For every line in the records that has the word "团队名称", make a copy.

★ ★ ★ ★ ★

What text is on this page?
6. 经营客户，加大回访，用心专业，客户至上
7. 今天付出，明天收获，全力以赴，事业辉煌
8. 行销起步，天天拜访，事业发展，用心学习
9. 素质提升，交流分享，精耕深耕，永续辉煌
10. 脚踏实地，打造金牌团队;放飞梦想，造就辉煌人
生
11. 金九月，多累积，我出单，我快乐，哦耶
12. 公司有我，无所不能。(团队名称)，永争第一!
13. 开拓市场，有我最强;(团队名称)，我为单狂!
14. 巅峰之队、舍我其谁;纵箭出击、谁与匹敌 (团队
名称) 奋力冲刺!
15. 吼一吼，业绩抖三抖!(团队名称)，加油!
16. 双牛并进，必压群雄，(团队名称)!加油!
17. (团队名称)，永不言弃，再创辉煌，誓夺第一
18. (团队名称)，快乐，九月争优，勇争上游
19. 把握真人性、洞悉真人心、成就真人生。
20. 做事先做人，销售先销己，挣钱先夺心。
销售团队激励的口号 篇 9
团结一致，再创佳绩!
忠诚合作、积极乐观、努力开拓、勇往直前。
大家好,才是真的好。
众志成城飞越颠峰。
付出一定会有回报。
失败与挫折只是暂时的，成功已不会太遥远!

★ ★ ★ ★ ★

## CORRECT OUTPUT
12. 公司有我，无所不能。(团队名称)，永争第一!
13. 开拓市场，有我最强;(团队名称)，我为单狂!
15. 吼一吼，业绩抖三抖!(团队名称)，加油!
16. 双牛并进，必压群雄，(团队名称)!加油!
17. (团队名称)，永不言弃，再创辉煌，誓夺第一
18. (团队名称)，快乐，九月争优，勇争上游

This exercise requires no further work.